> **STATED GOAL**
Rewrite the entries below, replacing every "row-label" with "row-heading" and leaving everything else unchanged. Omit the pictures from your answer.

(Layout element entries)
>>>>>
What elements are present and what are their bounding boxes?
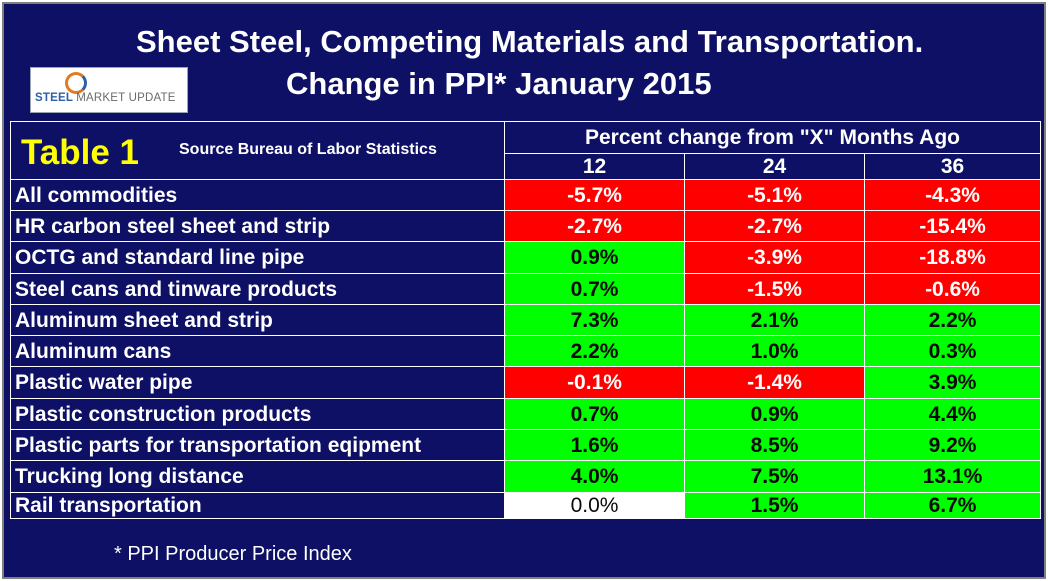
value-cell: 0.9% <box>684 398 865 430</box>
row-label: Plastic construction products <box>10 398 505 430</box>
value-cell: -1.5% <box>684 273 865 305</box>
value-cell: 1.5% <box>684 492 865 519</box>
chart-title-line1: Sheet Steel, Competing Materials and Tra… <box>136 24 924 59</box>
table-row: Plastic water pipe -0.1% -1.4% 3.9% <box>10 366 1041 399</box>
row-label: Steel cans and tinware products <box>10 273 505 305</box>
row-label: Aluminum cans <box>10 335 505 367</box>
value-cell: -5.7% <box>504 179 685 211</box>
table-row: Plastic construction products 0.7% 0.9% 4.4… <box>10 398 1041 430</box>
value-cell: -1.4% <box>684 366 865 399</box>
table-row: Plastic parts for transportation eqipmen… <box>10 429 1041 461</box>
value-cell: -15.4% <box>864 210 1041 242</box>
value-cell: 4.4% <box>864 398 1041 430</box>
column-group-header: Percent change from "X" Months Ago <box>504 121 1041 154</box>
value-cell: 9.2% <box>864 429 1041 461</box>
row-label: Plastic parts for transportation eqipmen… <box>10 429 505 461</box>
row-label: Aluminum sheet and strip <box>10 304 505 336</box>
footnote: * PPI Producer Price Index <box>114 543 352 565</box>
value-cell: 1.6% <box>504 429 685 461</box>
value-cell: 0.9% <box>504 241 685 274</box>
steel-market-update-logo: STEEL MARKET UPDATE <box>30 67 188 113</box>
row-label: Trucking long distance <box>10 460 505 493</box>
value-cell: -18.8% <box>864 241 1041 274</box>
value-cell: -2.7% <box>504 210 685 242</box>
value-cell: 2.1% <box>684 304 865 336</box>
logo-text: STEEL MARKET UPDATE <box>35 92 185 104</box>
row-label: OCTG and standard line pipe <box>10 241 505 274</box>
value-cell: 2.2% <box>864 304 1041 336</box>
table-corner: Table 1 Source Bureau of Labor Statistic… <box>10 121 505 180</box>
table-label: Table 1 <box>21 133 140 172</box>
ppi-change-table: Table 1 Source Bureau of Labor Statistic… <box>10 121 1041 519</box>
value-cell: 7.5% <box>684 460 865 493</box>
value-cell: 1.0% <box>684 335 865 367</box>
row-label: All commodities <box>10 179 505 211</box>
table-row: HR carbon steel sheet and strip -2.7% -2.7… <box>10 210 1041 242</box>
value-cell: 7.3% <box>504 304 685 336</box>
source-note: Source Bureau of Labor Statistics <box>179 141 437 158</box>
column-header: 12 <box>504 153 685 180</box>
table-row: Aluminum cans 2.2% 1.0% 0.3% <box>10 335 1041 367</box>
value-cell: -2.7% <box>684 210 865 242</box>
logo-brand: STEEL <box>35 92 73 104</box>
chart-title-line2: Change in PPI* January 2015 <box>286 66 712 101</box>
value-cell: 0.7% <box>504 273 685 305</box>
row-label: Plastic water pipe <box>10 366 505 399</box>
logo-name: MARKET UPDATE <box>76 92 176 104</box>
value-cell: -3.9% <box>684 241 865 274</box>
table-row: Rail transportation 0.0% 1.5% 6.7% <box>10 492 1041 519</box>
value-cell: -5.1% <box>684 179 865 211</box>
value-cell: -4.3% <box>864 179 1041 211</box>
table-row: Aluminum sheet and strip 7.3% 2.1% 2.2% <box>10 304 1041 336</box>
table-row: Steel cans and tinware products 0.7% -1.5%… <box>10 273 1041 305</box>
value-cell: 6.7% <box>864 492 1041 519</box>
value-cell: 13.1% <box>864 460 1041 493</box>
value-cell: 0.0% <box>504 492 685 519</box>
table-row: Trucking long distance 4.0% 7.5% 13.1% <box>10 460 1041 493</box>
table-row: OCTG and standard line pipe 0.9% -3.9% -18.… <box>10 241 1041 274</box>
value-cell: -0.1% <box>504 366 685 399</box>
value-cell: 4.0% <box>504 460 685 493</box>
row-label: Rail transportation <box>10 492 505 519</box>
value-cell: -0.6% <box>864 273 1041 305</box>
value-cell: 0.7% <box>504 398 685 430</box>
table-row: All commodities -5.7% -5.1% -4.3% <box>10 179 1041 211</box>
logo-ring-icon <box>65 72 87 94</box>
value-cell: 0.3% <box>864 335 1041 367</box>
column-header: 24 <box>684 153 865 180</box>
row-label: HR carbon steel sheet and strip <box>10 210 505 242</box>
value-cell: 8.5% <box>684 429 865 461</box>
value-cell: 2.2% <box>504 335 685 367</box>
value-cell: 3.9% <box>864 366 1041 399</box>
column-header: 36 <box>864 153 1041 180</box>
<<<<<
> **EXPECTED ANSWER**
What elements are present and what are their bounding boxes?
value-cell: 0.9% <box>684 398 865 430</box>
row-heading: Plastic construction products <box>10 398 505 430</box>
value-cell: -1.5% <box>684 273 865 305</box>
value-cell: 1.5% <box>684 492 865 519</box>
chart-title-line1: Sheet Steel, Competing Materials and Tra… <box>136 24 924 59</box>
table-row: Plastic water pipe -0.1% -1.4% 3.9% <box>10 366 1041 399</box>
row-heading: Steel cans and tinware products <box>10 273 505 305</box>
row-heading: Aluminum cans <box>10 335 505 367</box>
value-cell: -5.7% <box>504 179 685 211</box>
table-row: Plastic construction products 0.7% 0.9% 4.4… <box>10 398 1041 430</box>
value-cell: -1.4% <box>684 366 865 399</box>
table-row: Plastic parts for transportation eqipmen… <box>10 429 1041 461</box>
value-cell: -15.4% <box>864 210 1041 242</box>
value-cell: 4.4% <box>864 398 1041 430</box>
column-group-header: Percent change from "X" Months Ago <box>504 121 1041 154</box>
value-cell: 9.2% <box>864 429 1041 461</box>
row-heading: Plastic parts for transportation eqipmen… <box>10 429 505 461</box>
row-heading: Aluminum sheet and strip <box>10 304 505 336</box>
footnote: * PPI Producer Price Index <box>114 543 352 565</box>
value-cell: 1.6% <box>504 429 685 461</box>
value-cell: 0.9% <box>504 241 685 274</box>
steel-market-update-logo: STEEL MARKET UPDATE <box>30 67 188 113</box>
row-heading: Trucking long distance <box>10 460 505 493</box>
value-cell: -18.8% <box>864 241 1041 274</box>
value-cell: -2.7% <box>504 210 685 242</box>
value-cell: 2.1% <box>684 304 865 336</box>
logo-text: STEEL MARKET UPDATE <box>35 92 185 104</box>
row-heading: OCTG and standard line pipe <box>10 241 505 274</box>
value-cell: 2.2% <box>864 304 1041 336</box>
table-corner: Table 1 Source Bureau of Labor Statistic… <box>10 121 505 180</box>
table-label: Table 1 <box>21 133 140 172</box>
ppi-change-table: Table 1 Source Bureau of Labor Statistic… <box>10 121 1041 519</box>
value-cell: 7.5% <box>684 460 865 493</box>
value-cell: 1.0% <box>684 335 865 367</box>
row-heading: All commodities <box>10 179 505 211</box>
table-row: HR carbon steel sheet and strip -2.7% -2.7… <box>10 210 1041 242</box>
value-cell: 7.3% <box>504 304 685 336</box>
source-note: Source Bureau of Labor Statistics <box>179 141 437 158</box>
column-header: 12 <box>504 153 685 180</box>
table-row: Aluminum cans 2.2% 1.0% 0.3% <box>10 335 1041 367</box>
value-cell: -2.7% <box>684 210 865 242</box>
logo-brand: STEEL <box>35 92 73 104</box>
chart-title-line2: Change in PPI* January 2015 <box>286 66 712 101</box>
value-cell: 0.7% <box>504 273 685 305</box>
row-heading: Plastic water pipe <box>10 366 505 399</box>
logo-name: MARKET UPDATE <box>76 92 176 104</box>
value-cell: -3.9% <box>684 241 865 274</box>
table-row: Rail transportation 0.0% 1.5% 6.7% <box>10 492 1041 519</box>
value-cell: -5.1% <box>684 179 865 211</box>
value-cell: -4.3% <box>864 179 1041 211</box>
table-row: Aluminum sheet and strip 7.3% 2.1% 2.2% <box>10 304 1041 336</box>
table-row: Steel cans and tinware products 0.7% -1.5%… <box>10 273 1041 305</box>
value-cell: 6.7% <box>864 492 1041 519</box>
value-cell: 13.1% <box>864 460 1041 493</box>
value-cell: 0.0% <box>504 492 685 519</box>
table-row: Trucking long distance 4.0% 7.5% 13.1% <box>10 460 1041 493</box>
table-row: OCTG and standard line pipe 0.9% -3.9% -18.… <box>10 241 1041 274</box>
value-cell: -0.1% <box>504 366 685 399</box>
value-cell: 4.0% <box>504 460 685 493</box>
row-heading: Rail transportation <box>10 492 505 519</box>
value-cell: -0.6% <box>864 273 1041 305</box>
value-cell: 0.7% <box>504 398 685 430</box>
table-row: All commodities -5.7% -5.1% -4.3% <box>10 179 1041 211</box>
logo-ring-icon <box>65 72 87 94</box>
value-cell: 0.3% <box>864 335 1041 367</box>
column-header: 24 <box>684 153 865 180</box>
row-heading: HR carbon steel sheet and strip <box>10 210 505 242</box>
value-cell: 8.5% <box>684 429 865 461</box>
value-cell: 2.2% <box>504 335 685 367</box>
value-cell: 3.9% <box>864 366 1041 399</box>
column-header: 36 <box>864 153 1041 180</box>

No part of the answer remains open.